**Set exercise:** Your answer is a single number: the count of lines that contain the string "Итого".

Dataset items:
## Start

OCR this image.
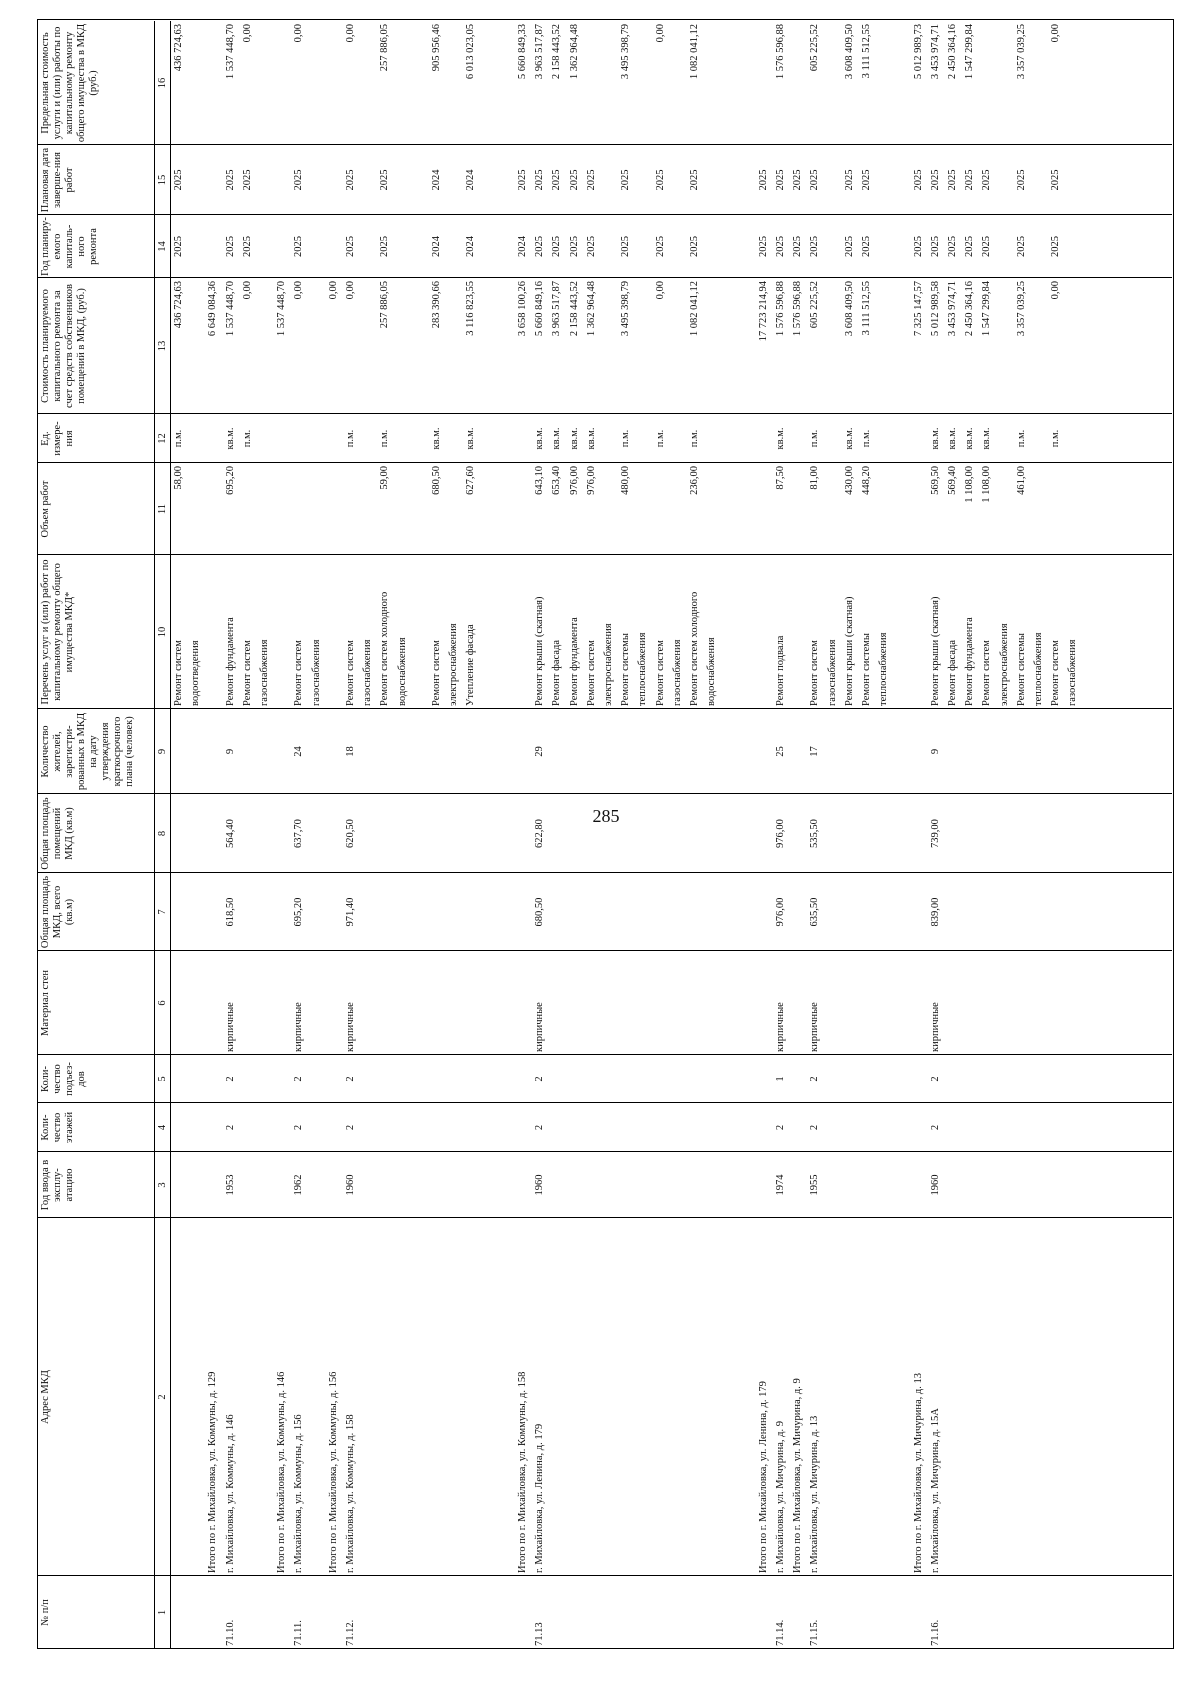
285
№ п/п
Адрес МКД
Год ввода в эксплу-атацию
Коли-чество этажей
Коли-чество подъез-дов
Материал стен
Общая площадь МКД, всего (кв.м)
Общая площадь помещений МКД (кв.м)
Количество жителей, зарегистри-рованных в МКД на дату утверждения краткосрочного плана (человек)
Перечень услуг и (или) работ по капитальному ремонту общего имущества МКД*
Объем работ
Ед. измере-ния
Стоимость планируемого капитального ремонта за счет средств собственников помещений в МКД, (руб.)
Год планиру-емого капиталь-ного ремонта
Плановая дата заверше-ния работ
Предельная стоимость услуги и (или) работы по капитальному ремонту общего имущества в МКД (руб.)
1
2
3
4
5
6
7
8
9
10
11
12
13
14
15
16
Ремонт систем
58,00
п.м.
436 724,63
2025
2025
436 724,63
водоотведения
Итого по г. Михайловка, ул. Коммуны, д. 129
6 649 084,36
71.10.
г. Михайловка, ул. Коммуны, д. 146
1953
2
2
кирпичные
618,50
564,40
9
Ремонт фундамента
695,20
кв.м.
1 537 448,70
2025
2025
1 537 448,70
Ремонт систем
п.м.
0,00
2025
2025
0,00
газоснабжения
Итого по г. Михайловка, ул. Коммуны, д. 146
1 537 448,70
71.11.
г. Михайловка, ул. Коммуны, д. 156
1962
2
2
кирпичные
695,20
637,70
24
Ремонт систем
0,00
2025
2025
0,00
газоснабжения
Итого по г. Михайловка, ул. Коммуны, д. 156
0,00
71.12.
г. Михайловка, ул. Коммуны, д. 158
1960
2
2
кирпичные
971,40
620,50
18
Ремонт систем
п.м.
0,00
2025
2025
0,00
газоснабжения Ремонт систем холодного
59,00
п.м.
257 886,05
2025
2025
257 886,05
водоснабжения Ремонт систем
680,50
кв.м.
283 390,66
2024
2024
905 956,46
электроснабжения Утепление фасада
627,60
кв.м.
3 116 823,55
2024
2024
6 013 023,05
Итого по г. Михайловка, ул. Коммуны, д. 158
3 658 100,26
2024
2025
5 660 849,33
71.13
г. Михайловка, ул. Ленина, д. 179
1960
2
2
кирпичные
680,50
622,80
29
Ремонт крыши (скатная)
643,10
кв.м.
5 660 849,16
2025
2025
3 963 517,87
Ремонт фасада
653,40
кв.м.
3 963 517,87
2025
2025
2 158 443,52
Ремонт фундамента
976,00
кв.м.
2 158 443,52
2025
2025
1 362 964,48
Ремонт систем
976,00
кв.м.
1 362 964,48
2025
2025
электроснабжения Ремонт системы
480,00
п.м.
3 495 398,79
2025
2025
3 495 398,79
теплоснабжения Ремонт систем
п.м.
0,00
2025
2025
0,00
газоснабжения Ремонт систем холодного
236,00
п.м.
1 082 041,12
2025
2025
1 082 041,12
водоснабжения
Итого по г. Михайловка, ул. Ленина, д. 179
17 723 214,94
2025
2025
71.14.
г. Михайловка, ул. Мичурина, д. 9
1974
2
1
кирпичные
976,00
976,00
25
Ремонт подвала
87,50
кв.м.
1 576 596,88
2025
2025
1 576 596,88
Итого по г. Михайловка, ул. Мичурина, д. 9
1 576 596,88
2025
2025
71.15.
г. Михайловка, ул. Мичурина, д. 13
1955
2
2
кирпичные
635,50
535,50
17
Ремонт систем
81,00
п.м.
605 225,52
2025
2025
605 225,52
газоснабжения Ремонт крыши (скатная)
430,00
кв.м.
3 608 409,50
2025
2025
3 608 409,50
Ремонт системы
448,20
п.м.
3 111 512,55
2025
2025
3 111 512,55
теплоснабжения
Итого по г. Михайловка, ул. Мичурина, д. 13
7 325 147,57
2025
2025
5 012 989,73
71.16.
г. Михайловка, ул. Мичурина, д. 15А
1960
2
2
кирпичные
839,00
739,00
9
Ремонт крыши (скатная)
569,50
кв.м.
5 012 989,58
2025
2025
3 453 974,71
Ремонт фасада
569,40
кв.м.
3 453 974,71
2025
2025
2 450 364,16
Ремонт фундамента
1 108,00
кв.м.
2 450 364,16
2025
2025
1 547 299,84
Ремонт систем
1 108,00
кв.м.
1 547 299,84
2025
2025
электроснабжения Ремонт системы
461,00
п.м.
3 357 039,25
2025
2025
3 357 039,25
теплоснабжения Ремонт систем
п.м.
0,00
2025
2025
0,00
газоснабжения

## End
## Start

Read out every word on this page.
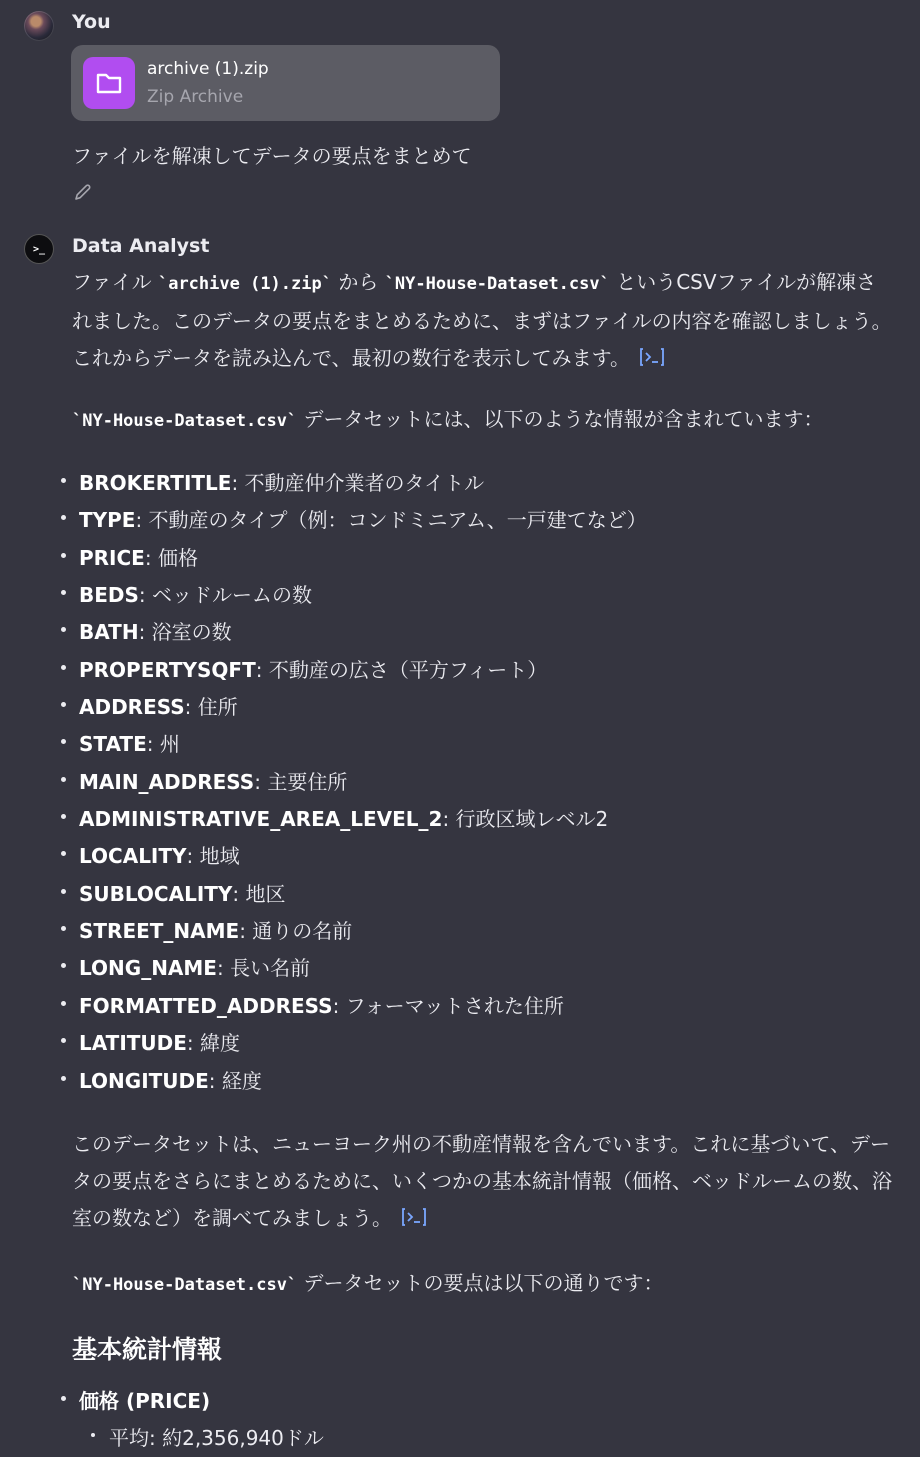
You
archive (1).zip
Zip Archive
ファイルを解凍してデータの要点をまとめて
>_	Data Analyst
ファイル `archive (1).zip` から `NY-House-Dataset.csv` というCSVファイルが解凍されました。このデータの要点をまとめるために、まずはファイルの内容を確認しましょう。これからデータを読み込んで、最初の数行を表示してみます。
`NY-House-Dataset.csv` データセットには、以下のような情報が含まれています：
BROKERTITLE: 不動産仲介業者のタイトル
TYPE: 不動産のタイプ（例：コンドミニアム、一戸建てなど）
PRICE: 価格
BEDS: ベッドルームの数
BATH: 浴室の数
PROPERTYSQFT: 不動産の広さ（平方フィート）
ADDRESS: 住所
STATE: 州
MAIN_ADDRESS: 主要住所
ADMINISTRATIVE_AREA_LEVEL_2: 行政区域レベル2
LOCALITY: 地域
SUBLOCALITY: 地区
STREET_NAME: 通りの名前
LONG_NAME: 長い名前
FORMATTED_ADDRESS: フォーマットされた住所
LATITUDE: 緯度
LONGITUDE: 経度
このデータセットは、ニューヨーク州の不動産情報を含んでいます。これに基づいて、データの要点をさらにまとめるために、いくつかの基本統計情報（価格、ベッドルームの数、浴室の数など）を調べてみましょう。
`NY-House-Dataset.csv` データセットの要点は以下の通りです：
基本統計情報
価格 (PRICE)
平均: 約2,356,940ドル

## End
## Start

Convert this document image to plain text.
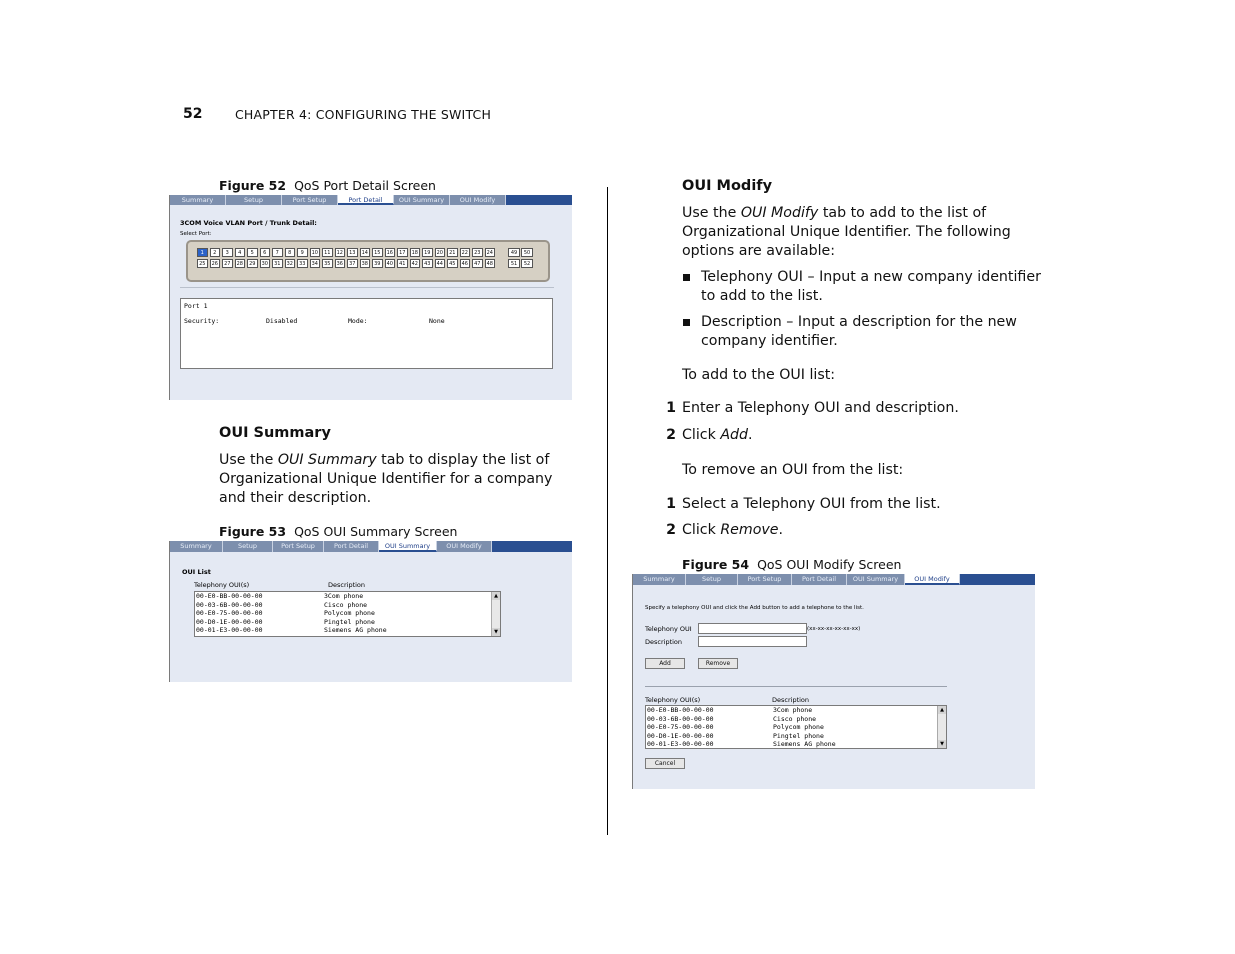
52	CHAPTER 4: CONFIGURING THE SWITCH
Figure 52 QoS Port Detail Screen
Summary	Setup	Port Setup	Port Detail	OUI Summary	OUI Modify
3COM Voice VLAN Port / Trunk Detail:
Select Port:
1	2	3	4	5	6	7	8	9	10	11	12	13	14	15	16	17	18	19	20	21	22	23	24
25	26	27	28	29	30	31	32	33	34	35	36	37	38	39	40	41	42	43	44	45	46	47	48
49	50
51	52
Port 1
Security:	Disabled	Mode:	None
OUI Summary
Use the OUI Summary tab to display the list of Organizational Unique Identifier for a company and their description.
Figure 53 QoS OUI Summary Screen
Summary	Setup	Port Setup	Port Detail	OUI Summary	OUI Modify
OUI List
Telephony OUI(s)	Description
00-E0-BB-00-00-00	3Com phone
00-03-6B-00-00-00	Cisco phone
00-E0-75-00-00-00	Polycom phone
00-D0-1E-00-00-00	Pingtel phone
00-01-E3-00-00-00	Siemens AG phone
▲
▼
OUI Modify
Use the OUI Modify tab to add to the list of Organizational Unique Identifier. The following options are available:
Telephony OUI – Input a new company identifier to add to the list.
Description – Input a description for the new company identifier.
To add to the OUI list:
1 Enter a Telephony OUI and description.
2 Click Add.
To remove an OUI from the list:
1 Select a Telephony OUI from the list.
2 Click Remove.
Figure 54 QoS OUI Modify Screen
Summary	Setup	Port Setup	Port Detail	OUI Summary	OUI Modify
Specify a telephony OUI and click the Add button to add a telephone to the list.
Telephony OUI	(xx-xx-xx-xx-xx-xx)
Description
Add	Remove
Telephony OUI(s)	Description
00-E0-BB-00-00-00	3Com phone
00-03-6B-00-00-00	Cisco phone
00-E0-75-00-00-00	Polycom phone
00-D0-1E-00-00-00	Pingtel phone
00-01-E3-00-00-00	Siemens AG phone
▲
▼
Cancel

## End

**Solved problem:** 7